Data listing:
━━━━━━━━

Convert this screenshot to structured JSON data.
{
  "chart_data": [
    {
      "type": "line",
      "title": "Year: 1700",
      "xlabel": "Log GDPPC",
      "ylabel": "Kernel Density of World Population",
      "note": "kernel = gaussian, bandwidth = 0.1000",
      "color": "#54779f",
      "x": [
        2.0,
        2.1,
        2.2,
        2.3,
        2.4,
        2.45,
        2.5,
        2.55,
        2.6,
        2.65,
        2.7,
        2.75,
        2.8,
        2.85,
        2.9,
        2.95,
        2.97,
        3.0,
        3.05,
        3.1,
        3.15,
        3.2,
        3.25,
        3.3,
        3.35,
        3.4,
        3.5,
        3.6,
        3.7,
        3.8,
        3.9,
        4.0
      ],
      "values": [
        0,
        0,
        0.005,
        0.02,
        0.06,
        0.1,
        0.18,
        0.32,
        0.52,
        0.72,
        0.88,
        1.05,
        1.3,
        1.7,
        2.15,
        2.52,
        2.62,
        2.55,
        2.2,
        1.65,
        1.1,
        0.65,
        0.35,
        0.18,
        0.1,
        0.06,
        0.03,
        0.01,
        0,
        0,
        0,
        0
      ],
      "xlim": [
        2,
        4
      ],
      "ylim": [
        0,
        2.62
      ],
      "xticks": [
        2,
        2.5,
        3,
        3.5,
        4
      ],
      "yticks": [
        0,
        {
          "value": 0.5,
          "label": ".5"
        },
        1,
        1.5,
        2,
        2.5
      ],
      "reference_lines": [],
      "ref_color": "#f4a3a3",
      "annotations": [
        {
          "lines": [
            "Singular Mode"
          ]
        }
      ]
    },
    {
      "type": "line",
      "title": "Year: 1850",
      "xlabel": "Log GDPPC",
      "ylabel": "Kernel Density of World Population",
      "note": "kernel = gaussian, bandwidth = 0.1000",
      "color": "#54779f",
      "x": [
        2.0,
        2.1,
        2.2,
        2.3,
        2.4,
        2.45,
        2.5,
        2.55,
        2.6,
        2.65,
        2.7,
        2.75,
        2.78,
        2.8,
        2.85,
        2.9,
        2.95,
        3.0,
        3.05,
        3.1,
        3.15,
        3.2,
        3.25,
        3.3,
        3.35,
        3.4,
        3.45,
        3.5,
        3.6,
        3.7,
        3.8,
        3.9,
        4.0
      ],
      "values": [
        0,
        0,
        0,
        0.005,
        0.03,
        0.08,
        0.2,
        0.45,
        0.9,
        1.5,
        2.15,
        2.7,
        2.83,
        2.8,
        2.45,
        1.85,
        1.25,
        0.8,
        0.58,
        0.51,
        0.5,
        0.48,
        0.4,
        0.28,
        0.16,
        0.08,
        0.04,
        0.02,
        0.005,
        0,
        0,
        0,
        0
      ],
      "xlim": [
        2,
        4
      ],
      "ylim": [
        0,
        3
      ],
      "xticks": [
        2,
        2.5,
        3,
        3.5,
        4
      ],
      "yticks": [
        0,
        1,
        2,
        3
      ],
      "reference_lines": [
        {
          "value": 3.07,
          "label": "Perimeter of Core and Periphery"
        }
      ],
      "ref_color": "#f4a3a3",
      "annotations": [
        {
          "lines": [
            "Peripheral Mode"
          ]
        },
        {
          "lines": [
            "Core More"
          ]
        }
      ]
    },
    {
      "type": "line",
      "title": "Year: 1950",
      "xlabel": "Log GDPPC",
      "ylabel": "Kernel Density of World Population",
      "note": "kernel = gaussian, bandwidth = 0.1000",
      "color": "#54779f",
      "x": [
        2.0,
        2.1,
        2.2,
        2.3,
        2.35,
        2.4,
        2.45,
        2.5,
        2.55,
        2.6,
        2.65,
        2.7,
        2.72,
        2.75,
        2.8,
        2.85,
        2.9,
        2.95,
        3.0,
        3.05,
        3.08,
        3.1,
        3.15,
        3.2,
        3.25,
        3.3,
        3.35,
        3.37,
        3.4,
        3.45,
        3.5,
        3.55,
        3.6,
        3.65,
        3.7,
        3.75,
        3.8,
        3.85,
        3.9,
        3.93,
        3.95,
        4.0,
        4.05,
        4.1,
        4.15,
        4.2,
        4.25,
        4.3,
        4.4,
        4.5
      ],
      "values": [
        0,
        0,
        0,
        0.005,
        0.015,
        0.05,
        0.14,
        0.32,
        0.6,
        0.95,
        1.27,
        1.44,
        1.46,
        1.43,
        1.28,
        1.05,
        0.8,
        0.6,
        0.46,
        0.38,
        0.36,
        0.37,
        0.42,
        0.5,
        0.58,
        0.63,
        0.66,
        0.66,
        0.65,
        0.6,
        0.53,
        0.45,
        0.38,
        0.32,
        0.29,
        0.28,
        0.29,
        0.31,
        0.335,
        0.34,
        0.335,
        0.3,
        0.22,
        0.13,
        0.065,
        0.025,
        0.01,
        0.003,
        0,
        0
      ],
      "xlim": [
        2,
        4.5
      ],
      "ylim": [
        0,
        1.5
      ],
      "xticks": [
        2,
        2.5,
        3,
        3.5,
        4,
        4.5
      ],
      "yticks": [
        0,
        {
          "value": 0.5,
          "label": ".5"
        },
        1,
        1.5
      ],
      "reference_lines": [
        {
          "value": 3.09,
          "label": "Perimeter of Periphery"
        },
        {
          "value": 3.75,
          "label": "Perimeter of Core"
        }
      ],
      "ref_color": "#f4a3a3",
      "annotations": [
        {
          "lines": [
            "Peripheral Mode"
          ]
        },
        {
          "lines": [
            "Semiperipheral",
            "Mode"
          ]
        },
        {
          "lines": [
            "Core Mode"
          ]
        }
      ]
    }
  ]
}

━━━━━━━━

Go through the listing and print each line exactly as it appears.

Answer to the problem =
Convert this screenshot to structured JSON data.
{
  "chart_data": [
    {
      "type": "line",
      "title": "Year: 1700",
      "xlabel": "Log GDPPC",
      "ylabel": "Kernel Density of World Population",
      "note": "kernel = gaussian, bandwidth = 0.1000",
      "color": "#54779f",
      "x": [
        2.0,
        2.1,
        2.2,
        2.3,
        2.4,
        2.45,
        2.5,
        2.55,
        2.6,
        2.65,
        2.7,
        2.75,
        2.8,
        2.85,
        2.9,
        2.95,
        2.97,
        3.0,
        3.05,
        3.1,
        3.15,
        3.2,
        3.25,
        3.3,
        3.35,
        3.4,
        3.5,
        3.6,
        3.7,
        3.8,
        3.9,
        4.0
      ],
      "values": [
        0,
        0,
        0.005,
        0.02,
        0.06,
        0.1,
        0.18,
        0.32,
        0.52,
        0.72,
        0.88,
        1.05,
        1.3,
        1.7,
        2.15,
        2.52,
        2.62,
        2.55,
        2.2,
        1.65,
        1.1,
        0.65,
        0.35,
        0.18,
        0.1,
        0.06,
        0.03,
        0.01,
        0,
        0,
        0,
        0
      ],
      "xlim": [
        2,
        4
      ],
      "ylim": [
        0,
        2.62
      ],
      "xticks": [
        2,
        2.5,
        3,
        3.5,
        4
      ],
      "yticks": [
        0,
        {
          "value": 0.5,
          "label": ".5"
        },
        1,
        1.5,
        2,
        2.5
      ],
      "reference_lines": [],
      "ref_color": "#f4a3a3",
      "annotations": [
        {
          "lines": [
            "Singular Mode"
          ]
        }
      ]
    },
    {
      "type": "line",
      "title": "Year: 1850",
      "xlabel": "Log GDPPC",
      "ylabel": "Kernel Density of World Population",
      "note": "kernel = gaussian, bandwidth = 0.1000",
      "color": "#54779f",
      "x": [
        2.0,
        2.1,
        2.2,
        2.3,
        2.4,
        2.45,
        2.5,
        2.55,
        2.6,
        2.65,
        2.7,
        2.75,
        2.78,
        2.8,
        2.85,
        2.9,
        2.95,
        3.0,
        3.05,
        3.1,
        3.15,
        3.2,
        3.25,
        3.3,
        3.35,
        3.4,
        3.45,
        3.5,
        3.6,
        3.7,
        3.8,
        3.9,
        4.0
      ],
      "values": [
        0,
        0,
        0,
        0.005,
        0.03,
        0.08,
        0.2,
        0.45,
        0.9,
        1.5,
        2.15,
        2.7,
        2.83,
        2.8,
        2.45,
        1.85,
        1.25,
        0.8,
        0.58,
        0.51,
        0.5,
        0.48,
        0.4,
        0.28,
        0.16,
        0.08,
        0.04,
        0.02,
        0.005,
        0,
        0,
        0,
        0
      ],
      "xlim": [
        2,
        4
      ],
      "ylim": [
        0,
        3
      ],
      "xticks": [
        2,
        2.5,
        3,
        3.5,
        4
      ],
      "yticks": [
        0,
        1,
        2,
        3
      ],
      "reference_lines": [
        {
          "value": 3.07,
          "label": "Perimeter of Core and Periphery"
        }
      ],
      "ref_color": "#f4a3a3",
      "annotations": [
        {
          "lines": [
            "Peripheral Mode"
          ]
        },
        {
          "lines": [
            "Core More"
          ]
        }
      ]
    },
    {
      "type": "line",
      "title": "Year: 1950",
      "xlabel": "Log GDPPC",
      "ylabel": "Kernel Density of World Population",
      "note": "kernel = gaussian, bandwidth = 0.1000",
      "color": "#54779f",
      "x": [
        2.0,
        2.1,
        2.2,
        2.3,
        2.35,
        2.4,
        2.45,
        2.5,
        2.55,
        2.6,
        2.65,
        2.7,
        2.72,
        2.75,
        2.8,
        2.85,
        2.9,
        2.95,
        3.0,
        3.05,
        3.08,
        3.1,
        3.15,
        3.2,
        3.25,
        3.3,
        3.35,
        3.37,
        3.4,
        3.45,
        3.5,
        3.55,
        3.6,
        3.65,
        3.7,
        3.75,
        3.8,
        3.85,
        3.9,
        3.93,
        3.95,
        4.0,
        4.05,
        4.1,
        4.15,
        4.2,
        4.25,
        4.3,
        4.4,
        4.5
      ],
      "values": [
        0,
        0,
        0,
        0.005,
        0.015,
        0.05,
        0.14,
        0.32,
        0.6,
        0.95,
        1.27,
        1.44,
        1.46,
        1.43,
        1.28,
        1.05,
        0.8,
        0.6,
        0.46,
        0.38,
        0.36,
        0.37,
        0.42,
        0.5,
        0.58,
        0.63,
        0.66,
        0.66,
        0.65,
        0.6,
        0.53,
        0.45,
        0.38,
        0.32,
        0.29,
        0.28,
        0.29,
        0.31,
        0.335,
        0.34,
        0.335,
        0.3,
        0.22,
        0.13,
        0.065,
        0.025,
        0.01,
        0.003,
        0,
        0
      ],
      "xlim": [
        2,
        4.5
      ],
      "ylim": [
        0,
        1.5
      ],
      "xticks": [
        2,
        2.5,
        3,
        3.5,
        4,
        4.5
      ],
      "yticks": [
        0,
        {
          "value": 0.5,
          "label": ".5"
        },
        1,
        1.5
      ],
      "reference_lines": [
        {
          "value": 3.09,
          "label": "Perimeter of Periphery"
        },
        {
          "value": 3.75,
          "label": "Perimeter of Core"
        }
      ],
      "ref_color": "#f4a3a3",
      "annotations": [
        {
          "lines": [
            "Peripheral Mode"
          ]
        },
        {
          "lines": [
            "Semiperipheral",
            "Mode"
          ]
        },
        {
          "lines": [
            "Core Mode"
          ]
        }
      ]
    }
  ]
}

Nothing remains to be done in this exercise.